[Stored data]
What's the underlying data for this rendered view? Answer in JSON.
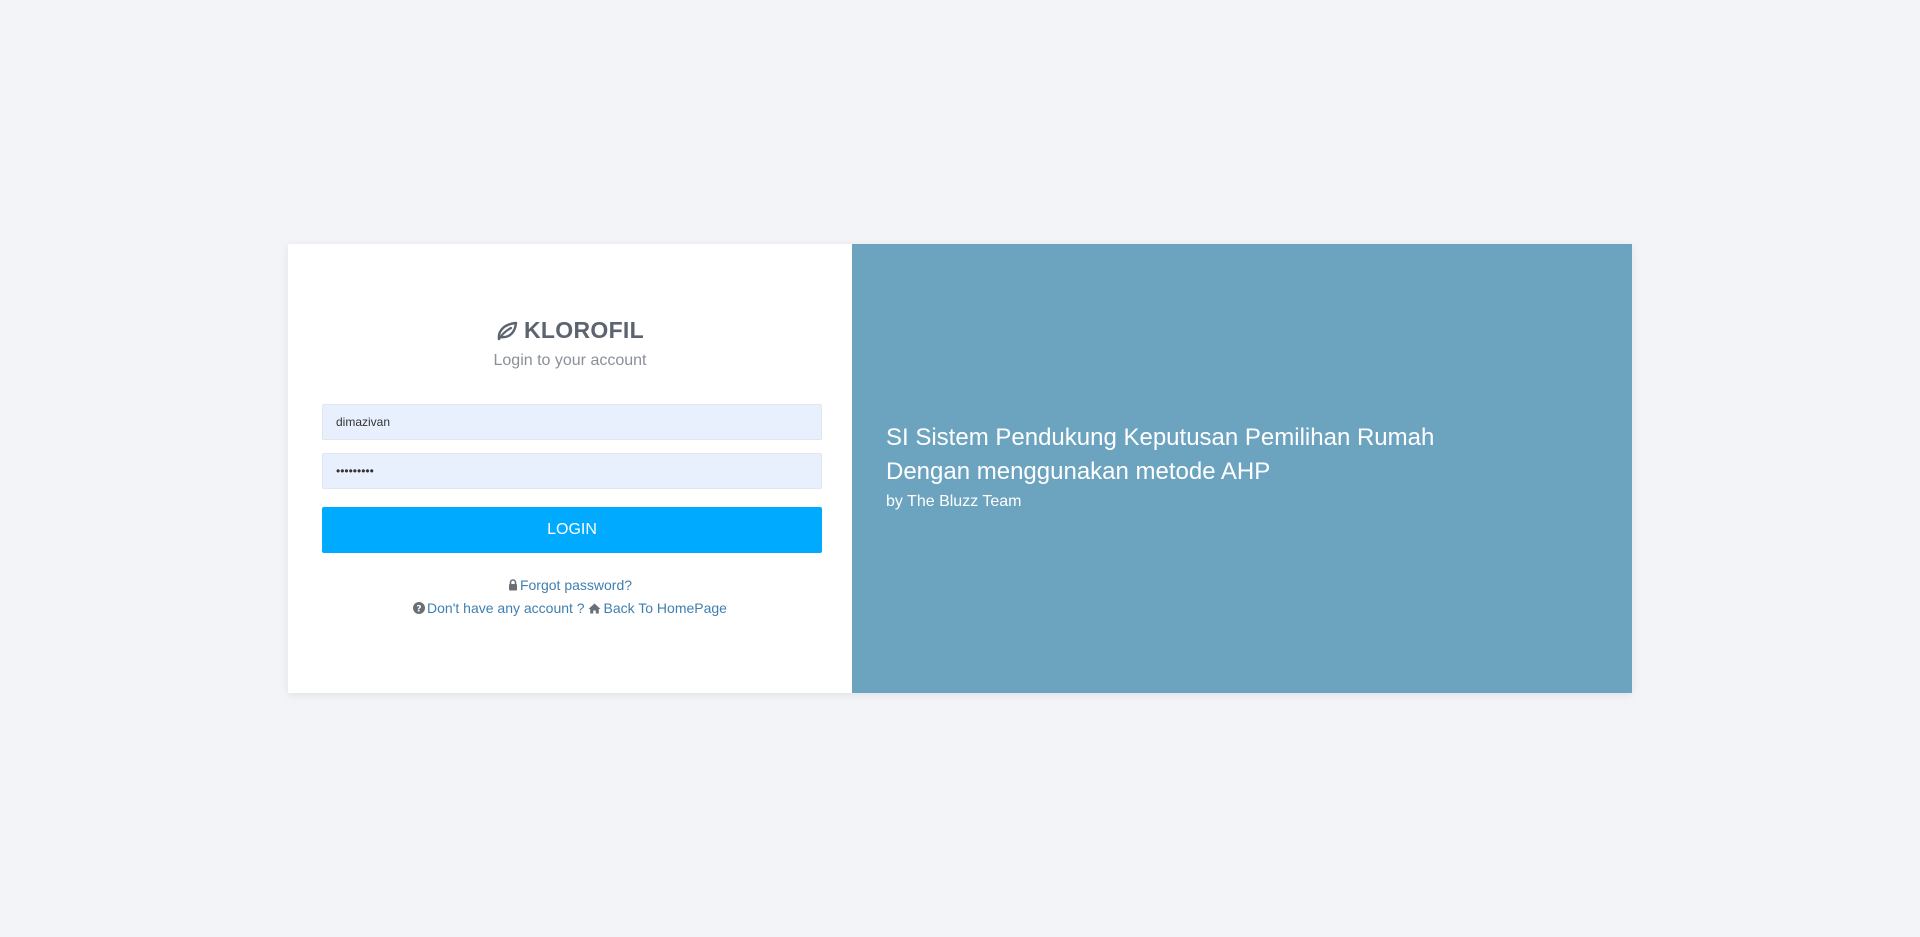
{
  "brand": {
    "name": "KLOROFIL",
    "subtitle": "Login to your account"
  },
  "form": {
    "username_value": "dimazivan",
    "password_value": "•••••••••",
    "login_label": "LOGIN"
  },
  "links": {
    "forgot_password": "Forgot password?",
    "no_account": "Don't have any account ?",
    "back_home": "Back To HomePage"
  },
  "promo": {
    "line1": "SI Sistem Pendukung Keputusan Pemilihan Rumah",
    "line2": "Dengan menggunakan metode AHP",
    "byline": "by The Bluzz Team"
  },
  "colors": {
    "background": "#f2f4f8",
    "panel_right": "#6ca4c0",
    "button": "#00aaff",
    "link": "#3f7fb0",
    "input_fill": "#e8f0fe"
  },
  "icons": {
    "logo": "leaf-icon",
    "forgot": "lock-icon",
    "no_account": "question-circle-icon",
    "home": "home-icon"
  }
}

Exercise goal
Retype every record above exactly as written, but leave out the pictures.

Written solution
What's the underlying data for this rendered view? Answer in JSON.
{
  "brand": {
    "name": "KLOROFIL",
    "subtitle": "Login to your account"
  },
  "form": {
    "username_value": "dimazivan",
    "password_value": "•••••••••",
    "login_label": "LOGIN"
  },
  "links": {
    "forgot_password": "Forgot password?",
    "no_account": "Don't have any account ?",
    "back_home": "Back To HomePage"
  },
  "promo": {
    "line1": "SI Sistem Pendukung Keputusan Pemilihan Rumah",
    "line2": "Dengan menggunakan metode AHP",
    "byline": "by The Bluzz Team"
  },
  "colors": {
    "background": "#f2f4f8",
    "panel_right": "#6ca4c0",
    "button": "#00aaff",
    "link": "#3f7fb0",
    "input_fill": "#e8f0fe"
  },
  "icons": {
    "logo": "leaf-icon",
    "forgot": "lock-icon",
    "no_account": "question-circle-icon",
    "home": "home-icon"
  }
}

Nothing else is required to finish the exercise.